[The exercise]
Go through the listing and pick out each line with the word "指导成立了高XX县区首家农民养殖专业合作社" in it.

::::::::::

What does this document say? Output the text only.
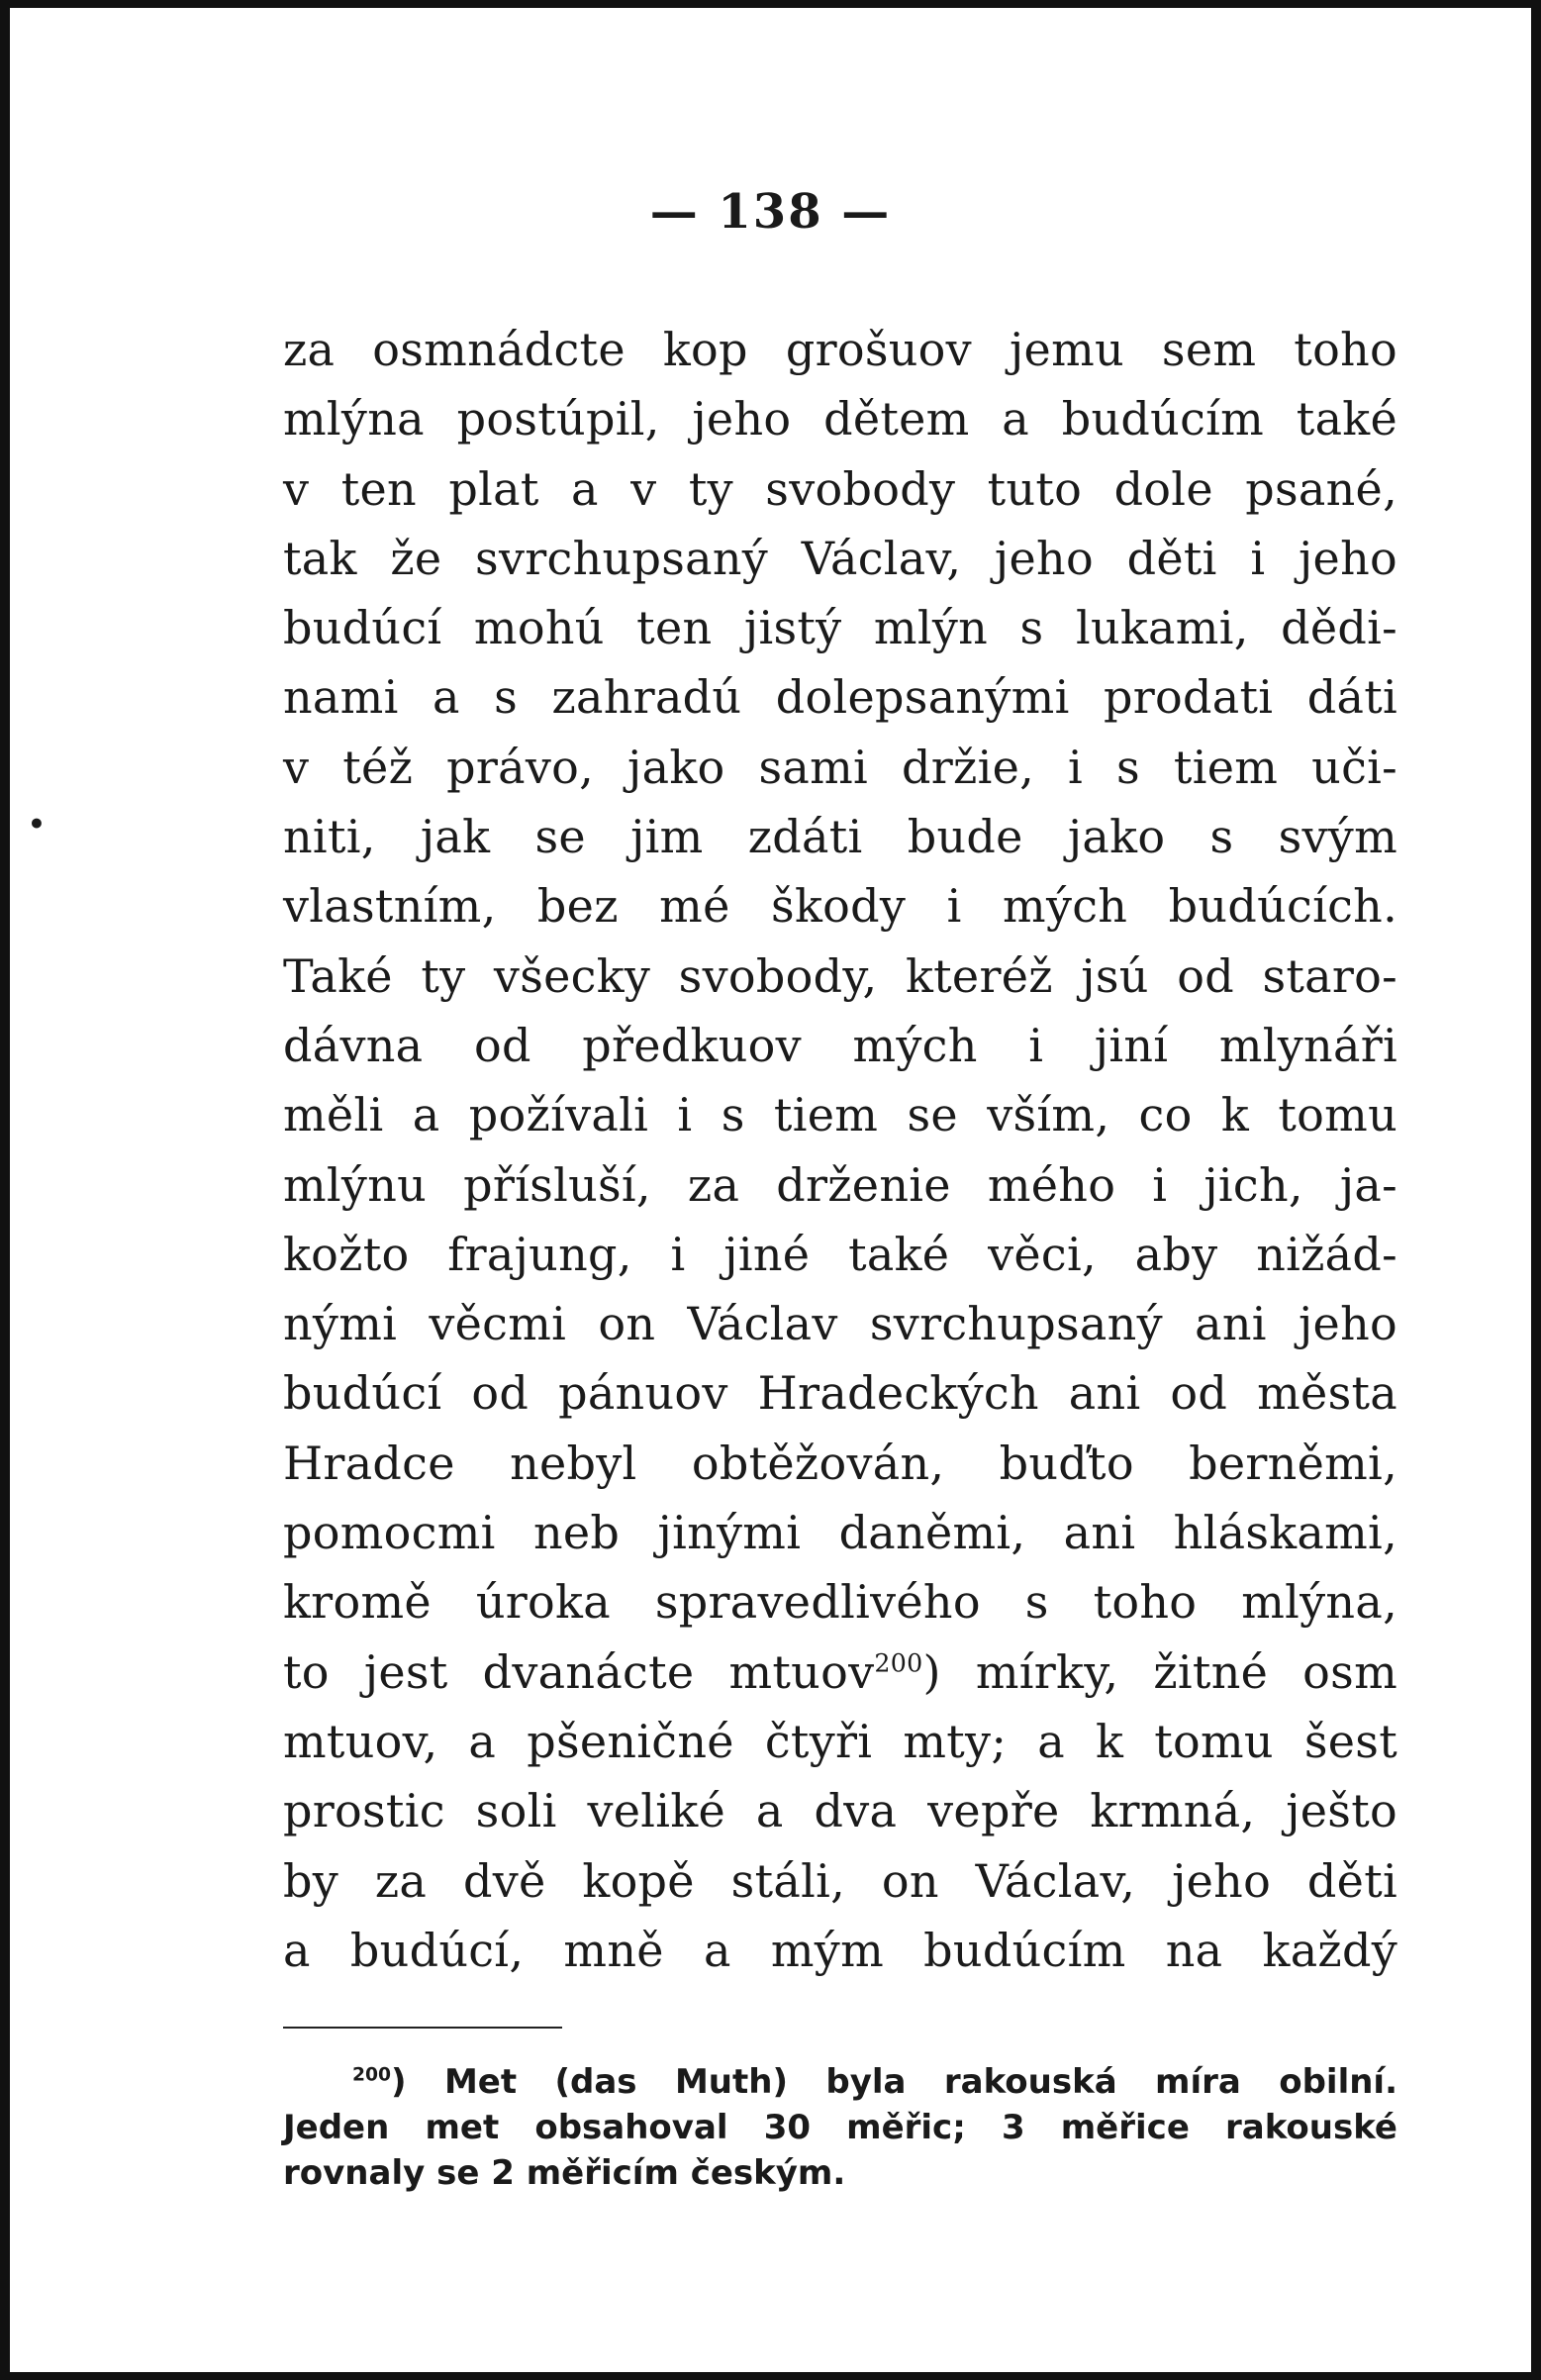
— 138 —
•
za osmnádcte kop grošuov jemu sem toho
mlýna postúpil, jeho dětem a budúcím také
v ten plat a v ty svobody tuto dole psané,
tak že svrchupsaný Václav, jeho děti i jeho
budúcí mohú ten jistý mlýn s lukami, dědi-
nami a s zahradú dolepsanými prodati dáti
v též právo, jako sami držie, i s tiem uči-
niti, jak se jim zdáti bude jako s svým
vlastním, bez mé škody i mých budúcích.
Také ty všecky svobody, kteréž jsú od staro-
dávna od předkuov mých i jiní mlynáři
měli a požívali i s tiem se vším, co k tomu
mlýnu přísluší, za drženie mého i jich, ja-
kožto frajung, i jiné také věci, aby nižád-
nými věcmi on Václav svrchupsaný ani jeho
budúcí od pánuov Hradeckých ani od města
Hradce nebyl obtěžován, buďto berněmi,
pomocmi neb jinými daněmi, ani hláskami,
kromě úroka spravedlivého s toho mlýna,
to jest dvanácte mtuov$^{200}$) mírky, žitné osm
mtuov, a pšeničné čtyři mty; a k tomu šest
prostic soli veliké a dva vepře krmná, ješto
by za dvě kopě stáli, on Václav, jeho děti
a budúcí, mně a mým budúcím na každý
$^{200}$) Met (das Muth) byla rakouská míra obilní.
Jeden met obsahoval 30 měřic; 3 měřice rakouské
rovnaly se 2 měřicím českým.
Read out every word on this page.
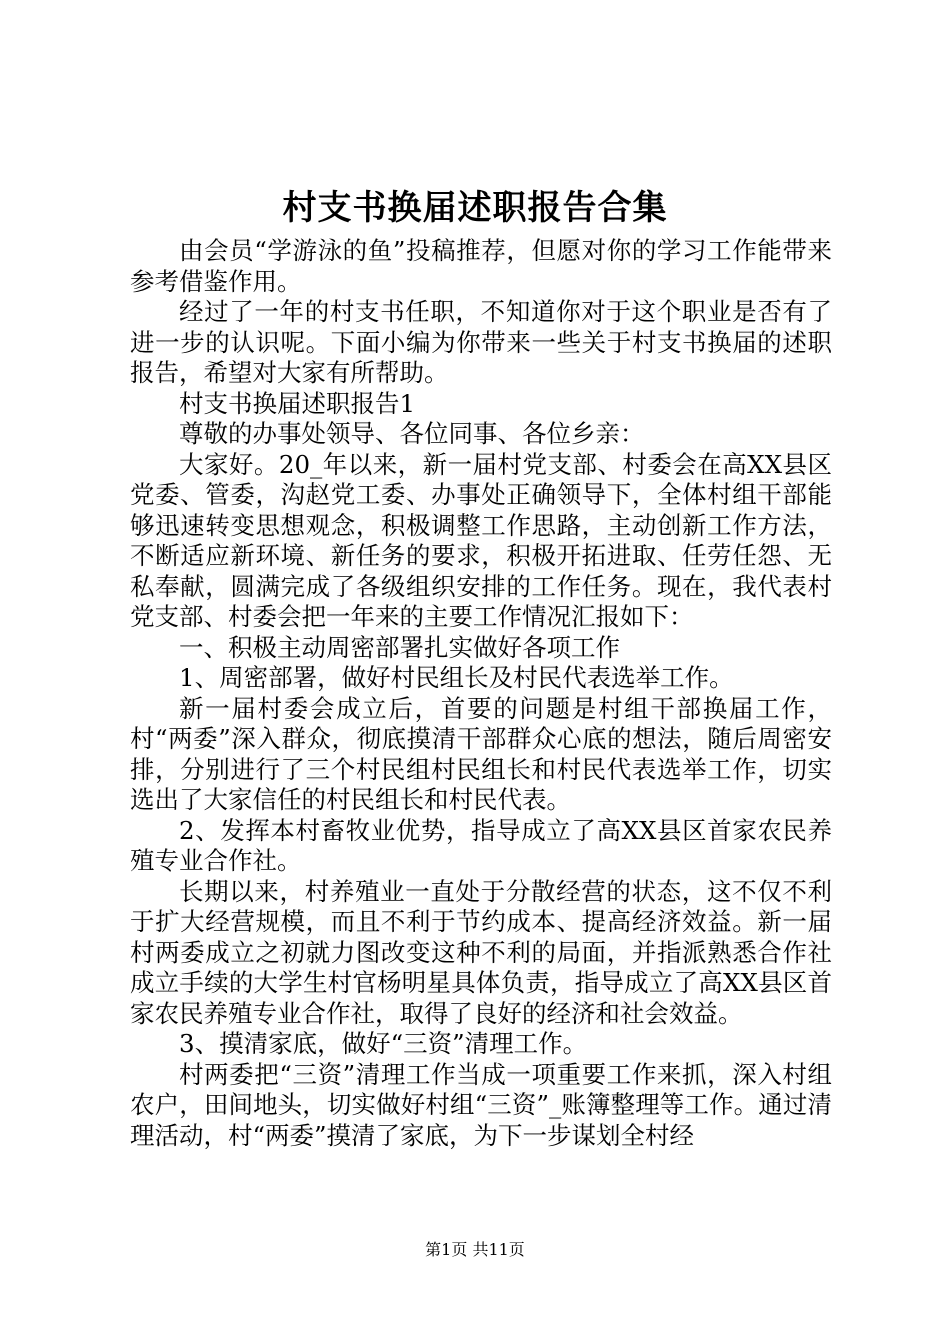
村支书换届述职报告合集

由会员“学游泳的鱼”投稿推荐，但愿对你的学习工作能带来参考借鉴作用。

经过了一年的村支书任职，不知道你对于这个职业是否有了进一步的认识呢。下面小编为你带来一些关于村支书换届的述职报告，希望对大家有所帮助。

村支书换届述职报告1

尊敬的办事处领导、各位同事、各位乡亲：

大家好。20_年以来，新一届村党支部、村委会在高XX县区党委、管委，沟赵党工委、办事处正确领导下，全体村组干部能够迅速转变思想观念，积极调整工作思路，主动创新工作方法，不断适应新环境、新任务的要求，积极开拓进取、任劳任怨、无私奉献，圆满完成了各级组织安排的工作任务。现在，我代表村党支部、村委会把一年来的主要工作情况汇报如下：

一、积极主动周密部署扎实做好各项工作

1、周密部署，做好村民组长及村民代表选举工作。

新一届村委会成立后，首要的问题是村组干部换届工作，村“两委”深入群众，彻底摸清干部群众心底的想法，随后周密安排，分别进行了三个村民组村民组长和村民代表选举工作，切实选出了大家信任的村民组长和村民代表。

2、发挥本村畜牧业优势，指导成立了高XX县区首家农民养殖专业合作社。

长期以来，村养殖业一直处于分散经营的状态，这不仅不利于扩大经营规模，而且不利于节约成本、提高经济效益。新一届村两委成立之初就力图改变这种不利的局面，并指派熟悉合作社成立手续的大学生村官杨明星具体负责，指导成立了高XX县区首家农民养殖专业合作社，取得了良好的经济和社会效益。

3、摸清家底，做好“三资”清理工作。

村两委把“三资”清理工作当成一项重要工作来抓，深入村组农户，田间地头，切实做好村组“三资”_账簿整理等工作。通过清理活动，村“两委”摸清了家底，为下一步谋划全村经

第1页 共11页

::::::::::

[Answer below]
2、发挥本村畜牧业优势，指导成立了高XX县区首家农民养殖专业合作社。
长期以来，村养殖业一直处于分散经营的状态，这不仅不利于扩大经营规模，而且不利于节约成本、提高经济效益。新一届村两委成立之初就力图改变这种不利的局面，并指派熟悉合作社成立手续的大学生村官杨明星具体负责，指导成立了高XX县区首家农民养殖专业合作社，取得了良好的经济和社会效益。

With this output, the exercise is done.